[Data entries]
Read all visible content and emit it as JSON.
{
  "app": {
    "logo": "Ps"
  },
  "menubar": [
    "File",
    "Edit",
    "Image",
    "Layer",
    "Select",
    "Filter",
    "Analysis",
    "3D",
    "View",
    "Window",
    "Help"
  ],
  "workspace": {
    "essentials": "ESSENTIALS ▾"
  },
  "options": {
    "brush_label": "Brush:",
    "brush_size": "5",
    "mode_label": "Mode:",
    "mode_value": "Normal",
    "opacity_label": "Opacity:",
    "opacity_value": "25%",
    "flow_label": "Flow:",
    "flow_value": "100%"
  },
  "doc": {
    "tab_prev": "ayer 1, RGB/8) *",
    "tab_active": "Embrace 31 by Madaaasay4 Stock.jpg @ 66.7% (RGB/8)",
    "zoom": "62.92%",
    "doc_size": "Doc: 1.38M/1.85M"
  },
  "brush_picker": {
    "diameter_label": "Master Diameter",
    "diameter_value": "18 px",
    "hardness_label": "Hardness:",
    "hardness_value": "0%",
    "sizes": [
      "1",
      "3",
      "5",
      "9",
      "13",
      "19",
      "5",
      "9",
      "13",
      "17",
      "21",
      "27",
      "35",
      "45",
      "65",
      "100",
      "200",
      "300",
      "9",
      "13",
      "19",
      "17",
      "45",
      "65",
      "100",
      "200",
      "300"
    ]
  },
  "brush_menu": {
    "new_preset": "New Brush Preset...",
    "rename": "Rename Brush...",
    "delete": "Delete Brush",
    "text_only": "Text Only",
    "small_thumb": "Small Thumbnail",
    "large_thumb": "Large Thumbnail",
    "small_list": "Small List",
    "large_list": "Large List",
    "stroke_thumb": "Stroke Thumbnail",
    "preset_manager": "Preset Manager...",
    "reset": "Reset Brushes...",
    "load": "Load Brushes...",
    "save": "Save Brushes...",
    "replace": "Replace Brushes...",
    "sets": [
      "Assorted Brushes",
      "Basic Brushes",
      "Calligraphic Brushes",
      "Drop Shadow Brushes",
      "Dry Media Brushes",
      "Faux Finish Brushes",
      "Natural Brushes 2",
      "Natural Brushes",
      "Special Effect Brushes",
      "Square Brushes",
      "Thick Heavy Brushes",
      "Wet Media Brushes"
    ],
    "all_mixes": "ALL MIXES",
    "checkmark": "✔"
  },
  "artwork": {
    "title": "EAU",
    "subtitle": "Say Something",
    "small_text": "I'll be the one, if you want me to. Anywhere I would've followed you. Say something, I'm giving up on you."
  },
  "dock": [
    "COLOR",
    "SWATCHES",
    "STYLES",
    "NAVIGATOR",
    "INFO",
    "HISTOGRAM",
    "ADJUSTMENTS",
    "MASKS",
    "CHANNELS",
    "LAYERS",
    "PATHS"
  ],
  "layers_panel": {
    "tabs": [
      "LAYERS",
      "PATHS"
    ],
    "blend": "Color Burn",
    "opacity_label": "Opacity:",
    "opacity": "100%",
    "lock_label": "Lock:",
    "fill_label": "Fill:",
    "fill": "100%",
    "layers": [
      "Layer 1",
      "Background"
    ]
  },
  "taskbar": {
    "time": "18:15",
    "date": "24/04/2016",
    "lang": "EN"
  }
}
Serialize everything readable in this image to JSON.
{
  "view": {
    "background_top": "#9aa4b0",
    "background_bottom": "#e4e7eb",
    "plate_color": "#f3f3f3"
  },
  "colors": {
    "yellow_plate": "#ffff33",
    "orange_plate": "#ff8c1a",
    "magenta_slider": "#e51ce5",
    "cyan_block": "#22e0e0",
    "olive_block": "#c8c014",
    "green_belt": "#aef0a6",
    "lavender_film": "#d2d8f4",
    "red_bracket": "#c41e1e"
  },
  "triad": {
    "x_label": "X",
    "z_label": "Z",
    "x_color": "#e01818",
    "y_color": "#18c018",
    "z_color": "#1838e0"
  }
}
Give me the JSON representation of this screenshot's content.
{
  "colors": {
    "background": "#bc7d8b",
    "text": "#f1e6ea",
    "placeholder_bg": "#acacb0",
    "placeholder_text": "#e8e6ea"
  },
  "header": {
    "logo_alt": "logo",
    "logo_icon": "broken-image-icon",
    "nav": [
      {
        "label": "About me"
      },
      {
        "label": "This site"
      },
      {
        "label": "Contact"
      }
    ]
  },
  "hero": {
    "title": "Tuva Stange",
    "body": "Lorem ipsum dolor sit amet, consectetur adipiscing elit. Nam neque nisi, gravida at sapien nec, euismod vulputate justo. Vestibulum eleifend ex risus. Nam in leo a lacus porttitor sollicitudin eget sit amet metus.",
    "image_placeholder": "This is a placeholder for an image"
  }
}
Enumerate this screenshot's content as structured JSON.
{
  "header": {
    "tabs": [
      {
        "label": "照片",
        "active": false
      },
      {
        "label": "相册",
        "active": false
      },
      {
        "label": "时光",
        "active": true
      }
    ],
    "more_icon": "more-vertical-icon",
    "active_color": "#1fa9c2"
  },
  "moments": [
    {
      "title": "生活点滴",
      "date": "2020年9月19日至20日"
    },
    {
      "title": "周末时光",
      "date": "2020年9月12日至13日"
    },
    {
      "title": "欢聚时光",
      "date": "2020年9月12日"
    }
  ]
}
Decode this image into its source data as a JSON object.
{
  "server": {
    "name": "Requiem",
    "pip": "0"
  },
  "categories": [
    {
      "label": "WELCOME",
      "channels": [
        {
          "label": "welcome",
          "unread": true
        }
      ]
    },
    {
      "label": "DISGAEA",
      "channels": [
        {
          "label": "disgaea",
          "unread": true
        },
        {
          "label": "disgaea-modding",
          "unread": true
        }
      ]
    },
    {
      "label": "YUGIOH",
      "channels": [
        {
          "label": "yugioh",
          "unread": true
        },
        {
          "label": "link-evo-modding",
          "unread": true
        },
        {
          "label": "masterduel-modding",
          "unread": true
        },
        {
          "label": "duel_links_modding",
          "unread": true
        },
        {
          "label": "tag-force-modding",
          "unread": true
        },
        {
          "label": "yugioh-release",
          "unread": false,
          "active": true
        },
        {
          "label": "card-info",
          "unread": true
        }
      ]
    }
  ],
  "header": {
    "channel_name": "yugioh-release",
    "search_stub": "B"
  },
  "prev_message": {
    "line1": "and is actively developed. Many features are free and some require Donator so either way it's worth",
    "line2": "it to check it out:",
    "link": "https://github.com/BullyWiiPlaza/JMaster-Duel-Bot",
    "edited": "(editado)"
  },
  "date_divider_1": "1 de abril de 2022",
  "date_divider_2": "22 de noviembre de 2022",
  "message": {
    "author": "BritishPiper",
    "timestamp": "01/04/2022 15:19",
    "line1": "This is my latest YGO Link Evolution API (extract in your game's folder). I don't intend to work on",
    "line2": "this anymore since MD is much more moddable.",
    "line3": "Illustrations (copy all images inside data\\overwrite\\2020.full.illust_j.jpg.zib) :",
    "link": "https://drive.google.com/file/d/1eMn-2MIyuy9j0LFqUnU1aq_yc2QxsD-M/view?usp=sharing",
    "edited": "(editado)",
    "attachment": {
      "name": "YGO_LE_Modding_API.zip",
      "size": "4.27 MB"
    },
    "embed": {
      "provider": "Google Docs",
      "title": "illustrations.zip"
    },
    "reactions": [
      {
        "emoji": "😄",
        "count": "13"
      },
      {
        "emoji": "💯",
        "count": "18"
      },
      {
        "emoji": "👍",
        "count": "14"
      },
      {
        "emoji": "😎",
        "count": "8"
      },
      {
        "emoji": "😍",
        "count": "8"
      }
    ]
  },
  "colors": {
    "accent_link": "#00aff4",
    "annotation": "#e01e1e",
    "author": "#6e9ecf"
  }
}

* _AIM_:
Copy each line of the data exactly, leaving nothing out.

* _WRITTEN ANSWER_:
Read all visible content and emit it as JSON.
{
  "app": {
    "logo": "Ps"
  },
  "menubar": [
    "File",
    "Edit",
    "Image",
    "Layer",
    "Select",
    "Filter",
    "Analysis",
    "3D",
    "View",
    "Window",
    "Help"
  ],
  "workspace": {
    "essentials": "ESSENTIALS ▾"
  },
  "options": {
    "brush_label": "Brush:",
    "brush_size": "5",
    "mode_label": "Mode:",
    "mode_value": "Normal",
    "opacity_label": "Opacity:",
    "opacity_value": "25%",
    "flow_label": "Flow:",
    "flow_value": "100%"
  },
  "doc": {
    "tab_prev": "ayer 1, RGB/8) *",
    "tab_active": "Embrace 31 by Madaaasay4 Stock.jpg @ 66.7% (RGB/8)",
    "zoom": "62.92%",
    "doc_size": "Doc: 1.38M/1.85M"
  },
  "brush_picker": {
    "diameter_label": "Master Diameter",
    "diameter_value": "18 px",
    "hardness_label": "Hardness:",
    "hardness_value": "0%",
    "sizes": [
      "1",
      "3",
      "5",
      "9",
      "13",
      "19",
      "5",
      "9",
      "13",
      "17",
      "21",
      "27",
      "35",
      "45",
      "65",
      "100",
      "200",
      "300",
      "9",
      "13",
      "19",
      "17",
      "45",
      "65",
      "100",
      "200",
      "300"
    ]
  },
  "brush_menu": {
    "new_preset": "New Brush Preset...",
    "rename": "Rename Brush...",
    "delete": "Delete Brush",
    "text_only": "Text Only",
    "small_thumb": "Small Thumbnail",
    "large_thumb": "Large Thumbnail",
    "small_list": "Small List",
    "large_list": "Large List",
    "stroke_thumb": "Stroke Thumbnail",
    "preset_manager": "Preset Manager...",
    "reset": "Reset Brushes...",
    "load": "Load Brushes...",
    "save": "Save Brushes...",
    "replace": "Replace Brushes...",
    "sets": [
      "Assorted Brushes",
      "Basic Brushes",
      "Calligraphic Brushes",
      "Drop Shadow Brushes",
      "Dry Media Brushes",
      "Faux Finish Brushes",
      "Natural Brushes 2",
      "Natural Brushes",
      "Special Effect Brushes",
      "Square Brushes",
      "Thick Heavy Brushes",
      "Wet Media Brushes"
    ],
    "all_mixes": "ALL MIXES",
    "checkmark": "✔"
  },
  "artwork": {
    "title": "EAU",
    "subtitle": "Say Something",
    "small_text": "I'll be the one, if you want me to. Anywhere I would've followed you. Say something, I'm giving up on you."
  },
  "dock": [
    "COLOR",
    "SWATCHES",
    "STYLES",
    "NAVIGATOR",
    "INFO",
    "HISTOGRAM",
    "ADJUSTMENTS",
    "MASKS",
    "CHANNELS",
    "LAYERS",
    "PATHS"
  ],
  "layers_panel": {
    "tabs": [
      "LAYERS",
      "PATHS"
    ],
    "blend": "Color Burn",
    "opacity_label": "Opacity:",
    "opacity": "100%",
    "lock_label": "Lock:",
    "fill_label": "Fill:",
    "fill": "100%",
    "layers": [
      "Layer 1",
      "Background"
    ]
  },
  "taskbar": {
    "time": "18:15",
    "date": "24/04/2016",
    "lang": "EN"
  }
}
Serialize everything readable in this image to JSON.
{
  "view": {
    "background_top": "#9aa4b0",
    "background_bottom": "#e4e7eb",
    "plate_color": "#f3f3f3"
  },
  "colors": {
    "yellow_plate": "#ffff33",
    "orange_plate": "#ff8c1a",
    "magenta_slider": "#e51ce5",
    "cyan_block": "#22e0e0",
    "olive_block": "#c8c014",
    "green_belt": "#aef0a6",
    "lavender_film": "#d2d8f4",
    "red_bracket": "#c41e1e"
  },
  "triad": {
    "x_label": "X",
    "z_label": "Z",
    "x_color": "#e01818",
    "y_color": "#18c018",
    "z_color": "#1838e0"
  }
}
Give me the JSON representation of this screenshot's content.
{
  "colors": {
    "background": "#bc7d8b",
    "text": "#f1e6ea",
    "placeholder_bg": "#acacb0",
    "placeholder_text": "#e8e6ea"
  },
  "header": {
    "logo_alt": "logo",
    "logo_icon": "broken-image-icon",
    "nav": [
      {
        "label": "About me"
      },
      {
        "label": "This site"
      },
      {
        "label": "Contact"
      }
    ]
  },
  "hero": {
    "title": "Tuva Stange",
    "body": "Lorem ipsum dolor sit amet, consectetur adipiscing elit. Nam neque nisi, gravida at sapien nec, euismod vulputate justo. Vestibulum eleifend ex risus. Nam in leo a lacus porttitor sollicitudin eget sit amet metus.",
    "image_placeholder": "This is a placeholder for an image"
  }
}
Enumerate this screenshot's content as structured JSON.
{
  "header": {
    "tabs": [
      {
        "label": "照片",
        "active": false
      },
      {
        "label": "相册",
        "active": false
      },
      {
        "label": "时光",
        "active": true
      }
    ],
    "more_icon": "more-vertical-icon",
    "active_color": "#1fa9c2"
  },
  "moments": [
    {
      "title": "生活点滴",
      "date": "2020年9月19日至20日"
    },
    {
      "title": "周末时光",
      "date": "2020年9月12日至13日"
    },
    {
      "title": "欢聚时光",
      "date": "2020年9月12日"
    }
  ]
}
Decode this image into its source data as a JSON object.
{
  "server": {
    "name": "Requiem",
    "pip": "0"
  },
  "categories": [
    {
      "label": "WELCOME",
      "channels": [
        {
          "label": "welcome",
          "unread": true
        }
      ]
    },
    {
      "label": "DISGAEA",
      "channels": [
        {
          "label": "disgaea",
          "unread": true
        },
        {
          "label": "disgaea-modding",
          "unread": true
        }
      ]
    },
    {
      "label": "YUGIOH",
      "channels": [
        {
          "label": "yugioh",
          "unread": true
        },
        {
          "label": "link-evo-modding",
          "unread": true
        },
        {
          "label": "masterduel-modding",
          "unread": true
        },
        {
          "label": "duel_links_modding",
          "unread": true
        },
        {
          "label": "tag-force-modding",
          "unread": true
        },
        {
          "label": "yugioh-release",
          "unread": false,
          "active": true
        },
        {
          "label": "card-info",
          "unread": true
        }
      ]
    }
  ],
  "header": {
    "channel_name": "yugioh-release",
    "search_stub": "B"
  },
  "prev_message": {
    "line1": "and is actively developed. Many features are free and some require Donator so either way it's worth",
    "line2": "it to check it out:",
    "link": "https://github.com/BullyWiiPlaza/JMaster-Duel-Bot",
    "edited": "(editado)"
  },
  "date_divider_1": "1 de abril de 2022",
  "date_divider_2": "22 de noviembre de 2022",
  "message": {
    "author": "BritishPiper",
    "timestamp": "01/04/2022 15:19",
    "line1": "This is my latest YGO Link Evolution API (extract in your game's folder). I don't intend to work on",
    "line2": "this anymore since MD is much more moddable.",
    "line3": "Illustrations (copy all images inside data\\overwrite\\2020.full.illust_j.jpg.zib) :",
    "link": "https://drive.google.com/file/d/1eMn-2MIyuy9j0LFqUnU1aq_yc2QxsD-M/view?usp=sharing",
    "edited": "(editado)",
    "attachment": {
      "name": "YGO_LE_Modding_API.zip",
      "size": "4.27 MB"
    },
    "embed": {
      "provider": "Google Docs",
      "title": "illustrations.zip"
    },
    "reactions": [
      {
        "emoji": "😄",
        "count": "13"
      },
      {
        "emoji": "💯",
        "count": "18"
      },
      {
        "emoji": "👍",
        "count": "14"
      },
      {
        "emoji": "😎",
        "count": "8"
      },
      {
        "emoji": "😍",
        "count": "8"
      }
    ]
  },
  "colors": {
    "accent_link": "#00aff4",
    "annotation": "#e01e1e",
    "author": "#6e9ecf"
  }
}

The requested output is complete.